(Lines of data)
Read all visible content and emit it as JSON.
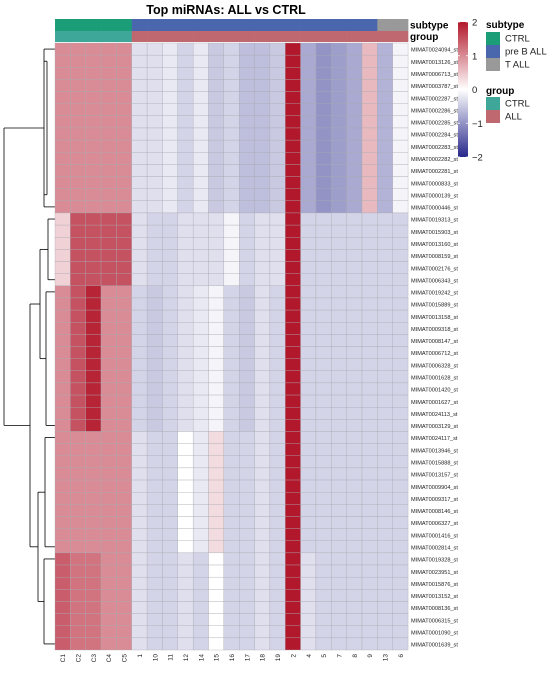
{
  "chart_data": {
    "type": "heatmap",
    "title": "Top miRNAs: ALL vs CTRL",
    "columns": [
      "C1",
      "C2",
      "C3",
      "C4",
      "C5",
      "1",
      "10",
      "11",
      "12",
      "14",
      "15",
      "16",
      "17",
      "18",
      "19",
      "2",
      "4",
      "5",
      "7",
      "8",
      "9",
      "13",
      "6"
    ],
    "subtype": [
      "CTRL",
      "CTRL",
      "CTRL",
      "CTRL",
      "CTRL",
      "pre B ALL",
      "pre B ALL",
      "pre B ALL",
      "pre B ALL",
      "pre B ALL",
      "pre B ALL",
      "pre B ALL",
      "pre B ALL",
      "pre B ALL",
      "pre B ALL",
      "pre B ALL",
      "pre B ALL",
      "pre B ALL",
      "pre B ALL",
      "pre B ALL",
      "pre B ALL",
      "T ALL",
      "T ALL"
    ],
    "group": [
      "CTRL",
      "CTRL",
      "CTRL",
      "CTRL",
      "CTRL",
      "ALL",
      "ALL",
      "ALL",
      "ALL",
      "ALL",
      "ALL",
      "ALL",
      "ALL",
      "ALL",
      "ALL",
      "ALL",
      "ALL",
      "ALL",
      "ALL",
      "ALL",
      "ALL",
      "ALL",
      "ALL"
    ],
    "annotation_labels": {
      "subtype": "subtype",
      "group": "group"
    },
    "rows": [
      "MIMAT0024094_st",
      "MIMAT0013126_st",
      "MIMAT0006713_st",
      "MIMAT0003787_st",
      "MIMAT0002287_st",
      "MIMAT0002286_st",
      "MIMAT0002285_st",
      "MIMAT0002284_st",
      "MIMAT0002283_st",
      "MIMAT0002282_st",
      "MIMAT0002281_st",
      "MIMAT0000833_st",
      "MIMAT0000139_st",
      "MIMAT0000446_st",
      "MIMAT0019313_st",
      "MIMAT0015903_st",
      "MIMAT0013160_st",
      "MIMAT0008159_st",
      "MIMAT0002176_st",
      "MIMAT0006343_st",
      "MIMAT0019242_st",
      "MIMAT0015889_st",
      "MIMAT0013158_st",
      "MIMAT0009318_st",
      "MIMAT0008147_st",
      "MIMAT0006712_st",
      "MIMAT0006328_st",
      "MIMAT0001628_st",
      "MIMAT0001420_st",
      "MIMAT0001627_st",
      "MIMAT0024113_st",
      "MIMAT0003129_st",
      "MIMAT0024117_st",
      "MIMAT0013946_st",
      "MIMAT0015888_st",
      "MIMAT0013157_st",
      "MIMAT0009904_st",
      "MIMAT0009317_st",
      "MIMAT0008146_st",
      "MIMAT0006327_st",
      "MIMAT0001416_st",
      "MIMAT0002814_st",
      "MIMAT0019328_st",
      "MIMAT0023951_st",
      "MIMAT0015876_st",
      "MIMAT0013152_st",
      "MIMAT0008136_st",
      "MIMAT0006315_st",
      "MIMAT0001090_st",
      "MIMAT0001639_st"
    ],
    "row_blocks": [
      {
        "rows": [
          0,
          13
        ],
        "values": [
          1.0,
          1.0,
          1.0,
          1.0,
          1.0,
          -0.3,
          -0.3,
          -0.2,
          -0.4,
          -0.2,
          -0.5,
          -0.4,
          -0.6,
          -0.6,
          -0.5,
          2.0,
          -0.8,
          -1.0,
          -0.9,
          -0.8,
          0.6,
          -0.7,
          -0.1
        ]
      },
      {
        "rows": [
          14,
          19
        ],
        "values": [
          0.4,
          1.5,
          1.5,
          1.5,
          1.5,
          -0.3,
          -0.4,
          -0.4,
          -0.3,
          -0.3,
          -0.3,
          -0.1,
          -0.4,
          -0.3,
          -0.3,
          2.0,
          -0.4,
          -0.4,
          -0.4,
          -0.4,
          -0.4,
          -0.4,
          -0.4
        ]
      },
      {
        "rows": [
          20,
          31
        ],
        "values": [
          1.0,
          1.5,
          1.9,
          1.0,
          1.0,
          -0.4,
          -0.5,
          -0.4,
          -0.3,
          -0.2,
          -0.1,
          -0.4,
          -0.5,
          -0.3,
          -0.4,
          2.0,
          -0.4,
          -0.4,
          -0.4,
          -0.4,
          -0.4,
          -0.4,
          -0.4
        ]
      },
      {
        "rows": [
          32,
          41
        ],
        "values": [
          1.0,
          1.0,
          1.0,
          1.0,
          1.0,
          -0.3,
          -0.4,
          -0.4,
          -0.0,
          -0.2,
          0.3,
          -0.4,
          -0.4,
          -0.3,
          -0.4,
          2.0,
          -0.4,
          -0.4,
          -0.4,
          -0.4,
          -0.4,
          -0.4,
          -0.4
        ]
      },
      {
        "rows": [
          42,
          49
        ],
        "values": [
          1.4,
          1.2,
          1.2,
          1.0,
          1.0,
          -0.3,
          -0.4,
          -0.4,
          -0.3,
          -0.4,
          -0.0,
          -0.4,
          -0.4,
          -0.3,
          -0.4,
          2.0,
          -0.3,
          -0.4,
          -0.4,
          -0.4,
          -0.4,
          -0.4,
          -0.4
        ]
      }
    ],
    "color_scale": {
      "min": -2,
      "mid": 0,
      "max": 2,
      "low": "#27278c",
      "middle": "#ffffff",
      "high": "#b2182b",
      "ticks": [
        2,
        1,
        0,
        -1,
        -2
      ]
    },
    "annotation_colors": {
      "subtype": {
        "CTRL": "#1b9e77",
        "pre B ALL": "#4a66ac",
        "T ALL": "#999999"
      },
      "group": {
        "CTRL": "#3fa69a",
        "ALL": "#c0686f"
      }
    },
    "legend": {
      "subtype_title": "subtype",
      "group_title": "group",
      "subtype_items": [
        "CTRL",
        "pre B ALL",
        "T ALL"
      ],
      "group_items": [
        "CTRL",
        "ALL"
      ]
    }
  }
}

▸ Goal:
In this exercise, set down all of the data exactly, without the pictures.

▸ Solved problem:
Read all visible content and emit it as JSON.
{
  "chart_data": {
    "type": "heatmap",
    "title": "Top miRNAs: ALL vs CTRL",
    "columns": [
      "C1",
      "C2",
      "C3",
      "C4",
      "C5",
      "1",
      "10",
      "11",
      "12",
      "14",
      "15",
      "16",
      "17",
      "18",
      "19",
      "2",
      "4",
      "5",
      "7",
      "8",
      "9",
      "13",
      "6"
    ],
    "subtype": [
      "CTRL",
      "CTRL",
      "CTRL",
      "CTRL",
      "CTRL",
      "pre B ALL",
      "pre B ALL",
      "pre B ALL",
      "pre B ALL",
      "pre B ALL",
      "pre B ALL",
      "pre B ALL",
      "pre B ALL",
      "pre B ALL",
      "pre B ALL",
      "pre B ALL",
      "pre B ALL",
      "pre B ALL",
      "pre B ALL",
      "pre B ALL",
      "pre B ALL",
      "T ALL",
      "T ALL"
    ],
    "group": [
      "CTRL",
      "CTRL",
      "CTRL",
      "CTRL",
      "CTRL",
      "ALL",
      "ALL",
      "ALL",
      "ALL",
      "ALL",
      "ALL",
      "ALL",
      "ALL",
      "ALL",
      "ALL",
      "ALL",
      "ALL",
      "ALL",
      "ALL",
      "ALL",
      "ALL",
      "ALL",
      "ALL"
    ],
    "annotation_labels": {
      "subtype": "subtype",
      "group": "group"
    },
    "rows": [
      "MIMAT0024094_st",
      "MIMAT0013126_st",
      "MIMAT0006713_st",
      "MIMAT0003787_st",
      "MIMAT0002287_st",
      "MIMAT0002286_st",
      "MIMAT0002285_st",
      "MIMAT0002284_st",
      "MIMAT0002283_st",
      "MIMAT0002282_st",
      "MIMAT0002281_st",
      "MIMAT0000833_st",
      "MIMAT0000139_st",
      "MIMAT0000446_st",
      "MIMAT0019313_st",
      "MIMAT0015903_st",
      "MIMAT0013160_st",
      "MIMAT0008159_st",
      "MIMAT0002176_st",
      "MIMAT0006343_st",
      "MIMAT0019242_st",
      "MIMAT0015889_st",
      "MIMAT0013158_st",
      "MIMAT0009318_st",
      "MIMAT0008147_st",
      "MIMAT0006712_st",
      "MIMAT0006328_st",
      "MIMAT0001628_st",
      "MIMAT0001420_st",
      "MIMAT0001627_st",
      "MIMAT0024113_st",
      "MIMAT0003129_st",
      "MIMAT0024117_st",
      "MIMAT0013946_st",
      "MIMAT0015888_st",
      "MIMAT0013157_st",
      "MIMAT0009904_st",
      "MIMAT0009317_st",
      "MIMAT0008146_st",
      "MIMAT0006327_st",
      "MIMAT0001416_st",
      "MIMAT0002814_st",
      "MIMAT0019328_st",
      "MIMAT0023951_st",
      "MIMAT0015876_st",
      "MIMAT0013152_st",
      "MIMAT0008136_st",
      "MIMAT0006315_st",
      "MIMAT0001090_st",
      "MIMAT0001639_st"
    ],
    "row_blocks": [
      {
        "rows": [
          0,
          13
        ],
        "values": [
          1.0,
          1.0,
          1.0,
          1.0,
          1.0,
          -0.3,
          -0.3,
          -0.2,
          -0.4,
          -0.2,
          -0.5,
          -0.4,
          -0.6,
          -0.6,
          -0.5,
          2.0,
          -0.8,
          -1.0,
          -0.9,
          -0.8,
          0.6,
          -0.7,
          -0.1
        ]
      },
      {
        "rows": [
          14,
          19
        ],
        "values": [
          0.4,
          1.5,
          1.5,
          1.5,
          1.5,
          -0.3,
          -0.4,
          -0.4,
          -0.3,
          -0.3,
          -0.3,
          -0.1,
          -0.4,
          -0.3,
          -0.3,
          2.0,
          -0.4,
          -0.4,
          -0.4,
          -0.4,
          -0.4,
          -0.4,
          -0.4
        ]
      },
      {
        "rows": [
          20,
          31
        ],
        "values": [
          1.0,
          1.5,
          1.9,
          1.0,
          1.0,
          -0.4,
          -0.5,
          -0.4,
          -0.3,
          -0.2,
          -0.1,
          -0.4,
          -0.5,
          -0.3,
          -0.4,
          2.0,
          -0.4,
          -0.4,
          -0.4,
          -0.4,
          -0.4,
          -0.4,
          -0.4
        ]
      },
      {
        "rows": [
          32,
          41
        ],
        "values": [
          1.0,
          1.0,
          1.0,
          1.0,
          1.0,
          -0.3,
          -0.4,
          -0.4,
          -0.0,
          -0.2,
          0.3,
          -0.4,
          -0.4,
          -0.3,
          -0.4,
          2.0,
          -0.4,
          -0.4,
          -0.4,
          -0.4,
          -0.4,
          -0.4,
          -0.4
        ]
      },
      {
        "rows": [
          42,
          49
        ],
        "values": [
          1.4,
          1.2,
          1.2,
          1.0,
          1.0,
          -0.3,
          -0.4,
          -0.4,
          -0.3,
          -0.4,
          -0.0,
          -0.4,
          -0.4,
          -0.3,
          -0.4,
          2.0,
          -0.3,
          -0.4,
          -0.4,
          -0.4,
          -0.4,
          -0.4,
          -0.4
        ]
      }
    ],
    "color_scale": {
      "min": -2,
      "mid": 0,
      "max": 2,
      "low": "#27278c",
      "middle": "#ffffff",
      "high": "#b2182b",
      "ticks": [
        2,
        1,
        0,
        -1,
        -2
      ]
    },
    "annotation_colors": {
      "subtype": {
        "CTRL": "#1b9e77",
        "pre B ALL": "#4a66ac",
        "T ALL": "#999999"
      },
      "group": {
        "CTRL": "#3fa69a",
        "ALL": "#c0686f"
      }
    },
    "legend": {
      "subtype_title": "subtype",
      "group_title": "group",
      "subtype_items": [
        "CTRL",
        "pre B ALL",
        "T ALL"
      ],
      "group_items": [
        "CTRL",
        "ALL"
      ]
    }
  }
}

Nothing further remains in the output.